Only a number is wanted. Count the lines holding the string "this".

━━ SOURCE MATERIAL ━━

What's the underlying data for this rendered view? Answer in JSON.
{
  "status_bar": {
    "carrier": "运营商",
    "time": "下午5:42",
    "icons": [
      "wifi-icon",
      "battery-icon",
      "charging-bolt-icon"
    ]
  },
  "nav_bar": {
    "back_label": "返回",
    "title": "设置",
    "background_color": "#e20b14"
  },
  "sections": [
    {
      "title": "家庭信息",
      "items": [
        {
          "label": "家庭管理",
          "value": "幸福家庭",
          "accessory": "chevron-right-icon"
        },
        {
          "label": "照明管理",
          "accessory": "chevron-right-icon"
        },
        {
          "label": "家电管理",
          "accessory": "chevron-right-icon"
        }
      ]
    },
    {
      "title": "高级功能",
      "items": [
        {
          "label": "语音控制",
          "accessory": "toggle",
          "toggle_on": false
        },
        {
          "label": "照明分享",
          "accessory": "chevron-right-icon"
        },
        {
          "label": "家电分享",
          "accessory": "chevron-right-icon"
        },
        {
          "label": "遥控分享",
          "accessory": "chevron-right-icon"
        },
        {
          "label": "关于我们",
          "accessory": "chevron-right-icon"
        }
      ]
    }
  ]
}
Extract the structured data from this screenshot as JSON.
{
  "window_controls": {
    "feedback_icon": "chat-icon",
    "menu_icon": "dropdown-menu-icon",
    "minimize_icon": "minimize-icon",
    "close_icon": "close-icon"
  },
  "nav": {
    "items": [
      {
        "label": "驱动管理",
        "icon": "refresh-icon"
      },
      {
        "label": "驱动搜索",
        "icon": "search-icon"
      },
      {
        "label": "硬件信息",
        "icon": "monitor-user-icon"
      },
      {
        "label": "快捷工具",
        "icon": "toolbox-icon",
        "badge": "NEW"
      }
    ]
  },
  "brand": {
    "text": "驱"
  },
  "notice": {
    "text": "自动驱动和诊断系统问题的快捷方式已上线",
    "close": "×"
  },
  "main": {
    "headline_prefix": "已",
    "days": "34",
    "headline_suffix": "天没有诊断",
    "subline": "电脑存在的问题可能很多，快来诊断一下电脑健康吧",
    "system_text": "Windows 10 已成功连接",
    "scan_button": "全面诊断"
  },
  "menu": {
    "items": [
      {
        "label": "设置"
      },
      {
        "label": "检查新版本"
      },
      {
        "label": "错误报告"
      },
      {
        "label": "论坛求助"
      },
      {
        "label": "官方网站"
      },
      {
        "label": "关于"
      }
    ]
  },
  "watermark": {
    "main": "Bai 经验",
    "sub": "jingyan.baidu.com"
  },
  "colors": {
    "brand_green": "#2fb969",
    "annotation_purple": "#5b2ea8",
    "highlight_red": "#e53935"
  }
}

━━━

● EXERCISE SOLUTION:
2